▶ Given records
★ ★ ★

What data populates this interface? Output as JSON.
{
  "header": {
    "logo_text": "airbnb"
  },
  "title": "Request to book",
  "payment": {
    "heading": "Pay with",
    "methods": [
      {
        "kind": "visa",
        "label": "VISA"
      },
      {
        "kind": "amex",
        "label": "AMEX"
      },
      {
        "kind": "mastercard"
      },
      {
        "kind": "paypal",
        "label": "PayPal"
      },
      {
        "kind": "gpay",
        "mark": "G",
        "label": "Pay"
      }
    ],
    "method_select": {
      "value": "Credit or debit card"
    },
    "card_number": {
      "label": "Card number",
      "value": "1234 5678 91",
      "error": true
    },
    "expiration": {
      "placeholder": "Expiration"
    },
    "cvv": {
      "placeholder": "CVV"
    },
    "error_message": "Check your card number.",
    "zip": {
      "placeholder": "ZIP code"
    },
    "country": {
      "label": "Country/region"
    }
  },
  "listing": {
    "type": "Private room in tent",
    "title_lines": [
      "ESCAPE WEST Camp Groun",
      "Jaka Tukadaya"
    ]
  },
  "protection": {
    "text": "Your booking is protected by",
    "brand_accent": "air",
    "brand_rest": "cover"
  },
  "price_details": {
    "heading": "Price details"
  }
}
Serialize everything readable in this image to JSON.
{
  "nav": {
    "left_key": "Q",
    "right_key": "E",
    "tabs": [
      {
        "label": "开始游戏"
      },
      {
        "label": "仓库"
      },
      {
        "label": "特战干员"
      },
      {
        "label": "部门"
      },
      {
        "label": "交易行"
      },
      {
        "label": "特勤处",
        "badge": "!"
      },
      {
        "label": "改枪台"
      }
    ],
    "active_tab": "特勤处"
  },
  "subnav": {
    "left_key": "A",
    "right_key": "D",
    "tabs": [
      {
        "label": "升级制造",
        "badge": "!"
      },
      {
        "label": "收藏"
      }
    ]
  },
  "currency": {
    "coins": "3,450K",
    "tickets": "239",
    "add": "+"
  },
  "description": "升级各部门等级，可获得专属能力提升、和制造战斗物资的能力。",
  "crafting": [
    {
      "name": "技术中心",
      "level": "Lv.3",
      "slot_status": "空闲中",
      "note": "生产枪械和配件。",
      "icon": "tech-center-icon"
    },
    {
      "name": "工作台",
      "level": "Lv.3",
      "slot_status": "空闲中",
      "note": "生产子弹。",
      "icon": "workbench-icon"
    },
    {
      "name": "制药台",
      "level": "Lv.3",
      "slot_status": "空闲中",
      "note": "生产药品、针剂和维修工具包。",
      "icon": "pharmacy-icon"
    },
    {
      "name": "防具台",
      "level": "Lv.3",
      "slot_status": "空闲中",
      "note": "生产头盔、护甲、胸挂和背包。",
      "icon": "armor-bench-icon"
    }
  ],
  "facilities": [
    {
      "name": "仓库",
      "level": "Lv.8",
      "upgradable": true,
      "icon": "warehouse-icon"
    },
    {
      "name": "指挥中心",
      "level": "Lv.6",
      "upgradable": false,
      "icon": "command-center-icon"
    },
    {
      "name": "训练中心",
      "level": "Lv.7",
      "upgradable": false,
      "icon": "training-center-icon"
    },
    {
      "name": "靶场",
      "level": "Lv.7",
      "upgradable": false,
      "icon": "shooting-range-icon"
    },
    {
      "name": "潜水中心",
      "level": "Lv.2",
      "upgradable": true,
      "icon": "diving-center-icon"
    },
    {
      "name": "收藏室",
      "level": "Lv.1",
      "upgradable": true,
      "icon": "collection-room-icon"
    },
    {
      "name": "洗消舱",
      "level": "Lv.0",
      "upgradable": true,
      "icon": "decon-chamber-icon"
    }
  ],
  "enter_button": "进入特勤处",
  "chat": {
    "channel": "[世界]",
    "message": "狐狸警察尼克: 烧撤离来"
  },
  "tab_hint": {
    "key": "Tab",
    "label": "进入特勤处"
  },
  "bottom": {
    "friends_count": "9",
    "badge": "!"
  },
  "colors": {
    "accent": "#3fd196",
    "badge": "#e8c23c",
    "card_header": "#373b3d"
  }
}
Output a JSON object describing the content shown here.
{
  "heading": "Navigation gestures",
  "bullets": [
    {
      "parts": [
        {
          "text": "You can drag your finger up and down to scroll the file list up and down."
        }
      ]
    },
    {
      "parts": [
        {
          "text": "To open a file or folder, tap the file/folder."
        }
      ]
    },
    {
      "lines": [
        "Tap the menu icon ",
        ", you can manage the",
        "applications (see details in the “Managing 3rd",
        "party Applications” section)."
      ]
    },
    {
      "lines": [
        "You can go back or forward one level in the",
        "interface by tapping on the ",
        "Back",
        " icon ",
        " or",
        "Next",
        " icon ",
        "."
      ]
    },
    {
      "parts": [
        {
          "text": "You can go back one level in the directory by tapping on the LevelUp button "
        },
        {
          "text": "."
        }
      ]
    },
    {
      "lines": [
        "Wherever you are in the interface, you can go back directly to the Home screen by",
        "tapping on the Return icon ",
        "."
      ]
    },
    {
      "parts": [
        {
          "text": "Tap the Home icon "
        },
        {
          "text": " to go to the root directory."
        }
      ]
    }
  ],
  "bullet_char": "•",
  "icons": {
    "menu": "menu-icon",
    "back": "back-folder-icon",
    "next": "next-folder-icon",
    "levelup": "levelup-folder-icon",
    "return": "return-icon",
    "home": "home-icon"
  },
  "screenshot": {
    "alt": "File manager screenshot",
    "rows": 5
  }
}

★ ★ ★

The records above should be restated word for word, please.

▶ Response
What data populates this interface? Output as JSON.
{
  "header": {
    "logo_text": "airbnb"
  },
  "title": "Request to book",
  "payment": {
    "heading": "Pay with",
    "methods": [
      {
        "kind": "visa",
        "label": "VISA"
      },
      {
        "kind": "amex",
        "label": "AMEX"
      },
      {
        "kind": "mastercard"
      },
      {
        "kind": "paypal",
        "label": "PayPal"
      },
      {
        "kind": "gpay",
        "mark": "G",
        "label": "Pay"
      }
    ],
    "method_select": {
      "value": "Credit or debit card"
    },
    "card_number": {
      "label": "Card number",
      "value": "1234 5678 91",
      "error": true
    },
    "expiration": {
      "placeholder": "Expiration"
    },
    "cvv": {
      "placeholder": "CVV"
    },
    "error_message": "Check your card number.",
    "zip": {
      "placeholder": "ZIP code"
    },
    "country": {
      "label": "Country/region"
    }
  },
  "listing": {
    "type": "Private room in tent",
    "title_lines": [
      "ESCAPE WEST Camp Groun",
      "Jaka Tukadaya"
    ]
  },
  "protection": {
    "text": "Your booking is protected by",
    "brand_accent": "air",
    "brand_rest": "cover"
  },
  "price_details": {
    "heading": "Price details"
  }
}
Serialize everything readable in this image to JSON.
{
  "nav": {
    "left_key": "Q",
    "right_key": "E",
    "tabs": [
      {
        "label": "开始游戏"
      },
      {
        "label": "仓库"
      },
      {
        "label": "特战干员"
      },
      {
        "label": "部门"
      },
      {
        "label": "交易行"
      },
      {
        "label": "特勤处",
        "badge": "!"
      },
      {
        "label": "改枪台"
      }
    ],
    "active_tab": "特勤处"
  },
  "subnav": {
    "left_key": "A",
    "right_key": "D",
    "tabs": [
      {
        "label": "升级制造",
        "badge": "!"
      },
      {
        "label": "收藏"
      }
    ]
  },
  "currency": {
    "coins": "3,450K",
    "tickets": "239",
    "add": "+"
  },
  "description": "升级各部门等级，可获得专属能力提升、和制造战斗物资的能力。",
  "crafting": [
    {
      "name": "技术中心",
      "level": "Lv.3",
      "slot_status": "空闲中",
      "note": "生产枪械和配件。",
      "icon": "tech-center-icon"
    },
    {
      "name": "工作台",
      "level": "Lv.3",
      "slot_status": "空闲中",
      "note": "生产子弹。",
      "icon": "workbench-icon"
    },
    {
      "name": "制药台",
      "level": "Lv.3",
      "slot_status": "空闲中",
      "note": "生产药品、针剂和维修工具包。",
      "icon": "pharmacy-icon"
    },
    {
      "name": "防具台",
      "level": "Lv.3",
      "slot_status": "空闲中",
      "note": "生产头盔、护甲、胸挂和背包。",
      "icon": "armor-bench-icon"
    }
  ],
  "facilities": [
    {
      "name": "仓库",
      "level": "Lv.8",
      "upgradable": true,
      "icon": "warehouse-icon"
    },
    {
      "name": "指挥中心",
      "level": "Lv.6",
      "upgradable": false,
      "icon": "command-center-icon"
    },
    {
      "name": "训练中心",
      "level": "Lv.7",
      "upgradable": false,
      "icon": "training-center-icon"
    },
    {
      "name": "靶场",
      "level": "Lv.7",
      "upgradable": false,
      "icon": "shooting-range-icon"
    },
    {
      "name": "潜水中心",
      "level": "Lv.2",
      "upgradable": true,
      "icon": "diving-center-icon"
    },
    {
      "name": "收藏室",
      "level": "Lv.1",
      "upgradable": true,
      "icon": "collection-room-icon"
    },
    {
      "name": "洗消舱",
      "level": "Lv.0",
      "upgradable": true,
      "icon": "decon-chamber-icon"
    }
  ],
  "enter_button": "进入特勤处",
  "chat": {
    "channel": "[世界]",
    "message": "狐狸警察尼克: 烧撤离来"
  },
  "tab_hint": {
    "key": "Tab",
    "label": "进入特勤处"
  },
  "bottom": {
    "friends_count": "9",
    "badge": "!"
  },
  "colors": {
    "accent": "#3fd196",
    "badge": "#e8c23c",
    "card_header": "#373b3d"
  }
}
Output a JSON object describing the content shown here.
{
  "heading": "Navigation gestures",
  "bullets": [
    {
      "parts": [
        {
          "text": "You can drag your finger up and down to scroll the file list up and down."
        }
      ]
    },
    {
      "parts": [
        {
          "text": "To open a file or folder, tap the file/folder."
        }
      ]
    },
    {
      "lines": [
        "Tap the menu icon ",
        ", you can manage the",
        "applications (see details in the “Managing 3rd",
        "party Applications” section)."
      ]
    },
    {
      "lines": [
        "You can go back or forward one level in the",
        "interface by tapping on the ",
        "Back",
        " icon ",
        " or",
        "Next",
        " icon ",
        "."
      ]
    },
    {
      "parts": [
        {
          "text": "You can go back one level in the directory by tapping on the LevelUp button "
        },
        {
          "text": "."
        }
      ]
    },
    {
      "lines": [
        "Wherever you are in the interface, you can go back directly to the Home screen by",
        "tapping on the Return icon ",
        "."
      ]
    },
    {
      "parts": [
        {
          "text": "Tap the Home icon "
        },
        {
          "text": " to go to the root directory."
        }
      ]
    }
  ],
  "bullet_char": "•",
  "icons": {
    "menu": "menu-icon",
    "back": "back-folder-icon",
    "next": "next-folder-icon",
    "levelup": "levelup-folder-icon",
    "return": "return-icon",
    "home": "home-icon"
  },
  "screenshot": {
    "alt": "File manager screenshot",
    "rows": 5
  }
}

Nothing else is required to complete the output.